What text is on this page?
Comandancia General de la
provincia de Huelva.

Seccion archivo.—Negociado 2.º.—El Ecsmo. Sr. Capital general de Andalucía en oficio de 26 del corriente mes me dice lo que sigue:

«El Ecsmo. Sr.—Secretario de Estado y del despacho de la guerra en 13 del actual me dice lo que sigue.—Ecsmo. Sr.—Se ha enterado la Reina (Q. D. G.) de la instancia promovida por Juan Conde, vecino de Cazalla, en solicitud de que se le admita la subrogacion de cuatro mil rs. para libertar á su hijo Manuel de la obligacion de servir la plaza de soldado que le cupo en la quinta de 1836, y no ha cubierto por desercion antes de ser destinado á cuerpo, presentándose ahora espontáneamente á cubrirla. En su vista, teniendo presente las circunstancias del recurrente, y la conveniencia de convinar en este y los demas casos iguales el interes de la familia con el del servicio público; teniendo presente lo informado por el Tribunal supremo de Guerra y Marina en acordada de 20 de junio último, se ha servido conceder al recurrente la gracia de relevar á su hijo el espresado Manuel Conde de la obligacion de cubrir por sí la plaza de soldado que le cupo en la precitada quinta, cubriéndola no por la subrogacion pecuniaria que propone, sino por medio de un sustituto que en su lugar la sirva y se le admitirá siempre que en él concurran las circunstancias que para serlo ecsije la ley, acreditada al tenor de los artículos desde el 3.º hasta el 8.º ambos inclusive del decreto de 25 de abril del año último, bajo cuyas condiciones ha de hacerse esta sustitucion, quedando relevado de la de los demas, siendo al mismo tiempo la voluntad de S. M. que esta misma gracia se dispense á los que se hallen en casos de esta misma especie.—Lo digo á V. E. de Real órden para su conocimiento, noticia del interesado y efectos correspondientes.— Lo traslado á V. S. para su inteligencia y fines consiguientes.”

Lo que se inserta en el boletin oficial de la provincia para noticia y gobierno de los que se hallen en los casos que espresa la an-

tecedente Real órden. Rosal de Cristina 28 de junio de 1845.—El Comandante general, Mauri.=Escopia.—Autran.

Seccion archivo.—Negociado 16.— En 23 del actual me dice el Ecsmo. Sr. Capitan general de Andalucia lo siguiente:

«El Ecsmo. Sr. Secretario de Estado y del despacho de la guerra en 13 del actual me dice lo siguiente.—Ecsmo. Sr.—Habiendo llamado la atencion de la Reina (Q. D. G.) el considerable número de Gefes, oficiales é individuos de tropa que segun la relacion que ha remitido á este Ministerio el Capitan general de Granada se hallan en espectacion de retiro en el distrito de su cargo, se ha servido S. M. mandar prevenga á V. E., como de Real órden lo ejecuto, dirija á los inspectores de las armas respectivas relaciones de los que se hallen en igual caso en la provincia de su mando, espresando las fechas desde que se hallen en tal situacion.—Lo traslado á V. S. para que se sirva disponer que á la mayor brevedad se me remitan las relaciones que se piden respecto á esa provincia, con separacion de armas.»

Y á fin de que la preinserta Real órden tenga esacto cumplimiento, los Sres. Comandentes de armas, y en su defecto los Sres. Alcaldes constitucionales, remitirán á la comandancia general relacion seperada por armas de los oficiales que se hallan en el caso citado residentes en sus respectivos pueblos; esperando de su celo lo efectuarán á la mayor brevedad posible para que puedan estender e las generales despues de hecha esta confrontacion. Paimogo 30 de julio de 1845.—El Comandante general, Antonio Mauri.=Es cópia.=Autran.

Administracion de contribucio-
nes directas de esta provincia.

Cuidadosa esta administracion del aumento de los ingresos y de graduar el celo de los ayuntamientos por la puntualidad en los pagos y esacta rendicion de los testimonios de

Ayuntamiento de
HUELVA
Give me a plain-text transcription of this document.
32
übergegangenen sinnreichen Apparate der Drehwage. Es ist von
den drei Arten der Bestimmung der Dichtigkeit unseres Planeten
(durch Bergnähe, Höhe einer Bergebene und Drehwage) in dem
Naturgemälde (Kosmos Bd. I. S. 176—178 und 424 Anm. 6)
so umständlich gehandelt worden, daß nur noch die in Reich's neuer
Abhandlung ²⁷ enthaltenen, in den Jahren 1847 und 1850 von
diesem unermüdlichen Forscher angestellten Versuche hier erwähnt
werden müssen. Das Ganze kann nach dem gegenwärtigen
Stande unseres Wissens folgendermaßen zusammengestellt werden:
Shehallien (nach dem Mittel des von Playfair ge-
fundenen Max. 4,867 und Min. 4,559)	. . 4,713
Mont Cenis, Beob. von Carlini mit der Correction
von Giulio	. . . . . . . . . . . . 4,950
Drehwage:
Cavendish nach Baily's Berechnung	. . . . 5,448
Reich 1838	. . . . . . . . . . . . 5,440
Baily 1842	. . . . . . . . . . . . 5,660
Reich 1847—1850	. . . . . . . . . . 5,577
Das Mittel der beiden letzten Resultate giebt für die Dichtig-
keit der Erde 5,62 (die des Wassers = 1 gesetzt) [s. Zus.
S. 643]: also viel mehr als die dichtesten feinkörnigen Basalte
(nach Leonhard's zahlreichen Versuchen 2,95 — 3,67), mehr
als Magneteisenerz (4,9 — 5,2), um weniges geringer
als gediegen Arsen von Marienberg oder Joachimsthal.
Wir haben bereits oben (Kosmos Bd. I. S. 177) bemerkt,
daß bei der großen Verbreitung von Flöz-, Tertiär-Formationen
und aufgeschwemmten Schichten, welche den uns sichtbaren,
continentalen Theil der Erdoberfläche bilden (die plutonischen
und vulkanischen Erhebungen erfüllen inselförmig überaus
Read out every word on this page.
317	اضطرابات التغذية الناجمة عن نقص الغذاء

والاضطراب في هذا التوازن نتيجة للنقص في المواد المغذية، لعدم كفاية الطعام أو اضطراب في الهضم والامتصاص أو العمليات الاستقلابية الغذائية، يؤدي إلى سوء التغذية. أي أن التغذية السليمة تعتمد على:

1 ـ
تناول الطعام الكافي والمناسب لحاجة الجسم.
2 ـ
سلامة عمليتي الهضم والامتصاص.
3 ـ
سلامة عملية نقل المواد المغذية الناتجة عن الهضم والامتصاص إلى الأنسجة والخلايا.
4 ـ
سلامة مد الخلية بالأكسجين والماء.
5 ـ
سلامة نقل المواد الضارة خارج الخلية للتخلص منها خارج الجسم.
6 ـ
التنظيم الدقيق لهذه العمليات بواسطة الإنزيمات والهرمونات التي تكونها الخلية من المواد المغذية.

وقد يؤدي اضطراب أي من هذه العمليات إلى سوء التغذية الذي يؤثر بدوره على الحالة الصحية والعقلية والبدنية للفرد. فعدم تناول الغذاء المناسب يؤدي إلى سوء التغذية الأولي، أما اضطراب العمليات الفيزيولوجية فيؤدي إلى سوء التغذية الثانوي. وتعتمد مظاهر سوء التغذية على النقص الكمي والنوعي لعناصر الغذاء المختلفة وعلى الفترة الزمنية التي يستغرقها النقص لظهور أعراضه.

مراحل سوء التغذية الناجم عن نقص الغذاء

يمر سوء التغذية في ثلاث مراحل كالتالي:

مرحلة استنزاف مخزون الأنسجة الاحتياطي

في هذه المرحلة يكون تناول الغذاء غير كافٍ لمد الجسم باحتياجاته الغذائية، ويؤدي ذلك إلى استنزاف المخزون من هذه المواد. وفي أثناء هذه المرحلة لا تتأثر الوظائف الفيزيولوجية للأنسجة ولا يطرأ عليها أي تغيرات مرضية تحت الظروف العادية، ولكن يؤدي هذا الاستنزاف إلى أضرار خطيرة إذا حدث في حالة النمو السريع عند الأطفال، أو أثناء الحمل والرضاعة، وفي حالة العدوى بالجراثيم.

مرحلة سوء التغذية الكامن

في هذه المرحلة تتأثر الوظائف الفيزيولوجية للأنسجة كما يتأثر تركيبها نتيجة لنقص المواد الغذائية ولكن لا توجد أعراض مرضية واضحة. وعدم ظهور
═══
> [Aim] Extract all lines as given.

> [Final answer]
What text is on this page?
Comandancia General de la
provincia de Huelva.

Seccion archivo.—Negociado 2.º.—El Ecsmo. Sr. Capital general de Andalucía en oficio de 26 del corriente mes me dice lo que sigue:

«El Ecsmo. Sr.—Secretario de Estado y del despacho de la guerra en 13 del actual me dice lo que sigue.—Ecsmo. Sr.—Se ha enterado la Reina (Q. D. G.) de la instancia promovida por Juan Conde, vecino de Cazalla, en solicitud de que se le admita la subrogacion de cuatro mil rs. para libertar á su hijo Manuel de la obligacion de servir la plaza de soldado que le cupo en la quinta de 1836, y no ha cubierto por desercion antes de ser destinado á cuerpo, presentándose ahora espontáneamente á cubrirla. En su vista, teniendo presente las circunstancias del recurrente, y la conveniencia de convinar en este y los demas casos iguales el interes de la familia con el del servicio público; teniendo presente lo informado por el Tribunal supremo de Guerra y Marina en acordada de 20 de junio último, se ha servido conceder al recurrente la gracia de relevar á su hijo el espresado Manuel Conde de la obligacion de cubrir por sí la plaza de soldado que le cupo en la precitada quinta, cubriéndola no por la subrogacion pecuniaria que propone, sino por medio de un sustituto que en su lugar la sirva y se le admitirá siempre que en él concurran las circunstancias que para serlo ecsije la ley, acreditada al tenor de los artículos desde el 3.º hasta el 8.º ambos inclusive del decreto de 25 de abril del año último, bajo cuyas condiciones ha de hacerse esta sustitucion, quedando relevado de la de los demas, siendo al mismo tiempo la voluntad de S. M. que esta misma gracia se dispense á los que se hallen en casos de esta misma especie.—Lo digo á V. E. de Real órden para su conocimiento, noticia del interesado y efectos correspondientes.— Lo traslado á V. S. para su inteligencia y fines consiguientes.”

Lo que se inserta en el boletin oficial de la provincia para noticia y gobierno de los que se hallen en los casos que espresa la an-

tecedente Real órden. Rosal de Cristina 28 de junio de 1845.—El Comandante general, Mauri.=Escopia.—Autran.

Seccion archivo.—Negociado 16.— En 23 del actual me dice el Ecsmo. Sr. Capitan general de Andalucia lo siguiente:

«El Ecsmo. Sr. Secretario de Estado y del despacho de la guerra en 13 del actual me dice lo siguiente.—Ecsmo. Sr.—Habiendo llamado la atencion de la Reina (Q. D. G.) el considerable número de Gefes, oficiales é individuos de tropa que segun la relacion que ha remitido á este Ministerio el Capitan general de Granada se hallan en espectacion de retiro en el distrito de su cargo, se ha servido S. M. mandar prevenga á V. E., como de Real órden lo ejecuto, dirija á los inspectores de las armas respectivas relaciones de los que se hallen en igual caso en la provincia de su mando, espresando las fechas desde que se hallen en tal situacion.—Lo traslado á V. S. para que se sirva disponer que á la mayor brevedad se me remitan las relaciones que se piden respecto á esa provincia, con separacion de armas.»

Y á fin de que la preinserta Real órden tenga esacto cumplimiento, los Sres. Comandentes de armas, y en su defecto los Sres. Alcaldes constitucionales, remitirán á la comandancia general relacion seperada por armas de los oficiales que se hallan en el caso citado residentes en sus respectivos pueblos; esperando de su celo lo efectuarán á la mayor brevedad posible para que puedan estender e las generales despues de hecha esta confrontacion. Paimogo 30 de julio de 1845.—El Comandante general, Antonio Mauri.=Es cópia.=Autran.

Administracion de contribucio-
nes directas de esta provincia.

Cuidadosa esta administracion del aumento de los ingresos y de graduar el celo de los ayuntamientos por la puntualidad en los pagos y esacta rendicion de los testimonios de

Ayuntamiento de
HUELVA
Give me a plain-text transcription of this document.
32
übergegangenen sinnreichen Apparate der Drehwage. Es ist von
den drei Arten der Bestimmung der Dichtigkeit unseres Planeten
(durch Bergnähe, Höhe einer Bergebene und Drehwage) in dem
Naturgemälde (Kosmos Bd. I. S. 176—178 und 424 Anm. 6)
so umständlich gehandelt worden, daß nur noch die in Reich's neuer
Abhandlung ²⁷ enthaltenen, in den Jahren 1847 und 1850 von
diesem unermüdlichen Forscher angestellten Versuche hier erwähnt
werden müssen. Das Ganze kann nach dem gegenwärtigen
Stande unseres Wissens folgendermaßen zusammengestellt werden:
Shehallien (nach dem Mittel des von Playfair ge-
fundenen Max. 4,867 und Min. 4,559)	. . 4,713
Mont Cenis, Beob. von Carlini mit der Correction
von Giulio	. . . . . . . . . . . . 4,950
Drehwage:
Cavendish nach Baily's Berechnung	. . . . 5,448
Reich 1838	. . . . . . . . . . . . 5,440
Baily 1842	. . . . . . . . . . . . 5,660
Reich 1847—1850	. . . . . . . . . . 5,577
Das Mittel der beiden letzten Resultate giebt für die Dichtig-
keit der Erde 5,62 (die des Wassers = 1 gesetzt) [s. Zus.
S. 643]: also viel mehr als die dichtesten feinkörnigen Basalte
(nach Leonhard's zahlreichen Versuchen 2,95 — 3,67), mehr
als Magneteisenerz (4,9 — 5,2), um weniges geringer
als gediegen Arsen von Marienberg oder Joachimsthal.
Wir haben bereits oben (Kosmos Bd. I. S. 177) bemerkt,
daß bei der großen Verbreitung von Flöz-, Tertiär-Formationen
und aufgeschwemmten Schichten, welche den uns sichtbaren,
continentalen Theil der Erdoberfläche bilden (die plutonischen
und vulkanischen Erhebungen erfüllen inselförmig überaus
Read out every word on this page.
317	اضطرابات التغذية الناجمة عن نقص الغذاء

والاضطراب في هذا التوازن نتيجة للنقص في المواد المغذية، لعدم كفاية الطعام أو اضطراب في الهضم والامتصاص أو العمليات الاستقلابية الغذائية، يؤدي إلى سوء التغذية. أي أن التغذية السليمة تعتمد على:

1 ـ
تناول الطعام الكافي والمناسب لحاجة الجسم.
2 ـ
سلامة عمليتي الهضم والامتصاص.
3 ـ
سلامة عملية نقل المواد المغذية الناتجة عن الهضم والامتصاص إلى الأنسجة والخلايا.
4 ـ
سلامة مد الخلية بالأكسجين والماء.
5 ـ
سلامة نقل المواد الضارة خارج الخلية للتخلص منها خارج الجسم.
6 ـ
التنظيم الدقيق لهذه العمليات بواسطة الإنزيمات والهرمونات التي تكونها الخلية من المواد المغذية.

وقد يؤدي اضطراب أي من هذه العمليات إلى سوء التغذية الذي يؤثر بدوره على الحالة الصحية والعقلية والبدنية للفرد. فعدم تناول الغذاء المناسب يؤدي إلى سوء التغذية الأولي، أما اضطراب العمليات الفيزيولوجية فيؤدي إلى سوء التغذية الثانوي. وتعتمد مظاهر سوء التغذية على النقص الكمي والنوعي لعناصر الغذاء المختلفة وعلى الفترة الزمنية التي يستغرقها النقص لظهور أعراضه.

مراحل سوء التغذية الناجم عن نقص الغذاء

يمر سوء التغذية في ثلاث مراحل كالتالي:

مرحلة استنزاف مخزون الأنسجة الاحتياطي

في هذه المرحلة يكون تناول الغذاء غير كافٍ لمد الجسم باحتياجاته الغذائية، ويؤدي ذلك إلى استنزاف المخزون من هذه المواد. وفي أثناء هذه المرحلة لا تتأثر الوظائف الفيزيولوجية للأنسجة ولا يطرأ عليها أي تغيرات مرضية تحت الظروف العادية، ولكن يؤدي هذا الاستنزاف إلى أضرار خطيرة إذا حدث في حالة النمو السريع عند الأطفال، أو أثناء الحمل والرضاعة، وفي حالة العدوى بالجراثيم.

مرحلة سوء التغذية الكامن

في هذه المرحلة تتأثر الوظائف الفيزيولوجية للأنسجة كما يتأثر تركيبها نتيجة لنقص المواد الغذائية ولكن لا توجد أعراض مرضية واضحة. وعدم ظهور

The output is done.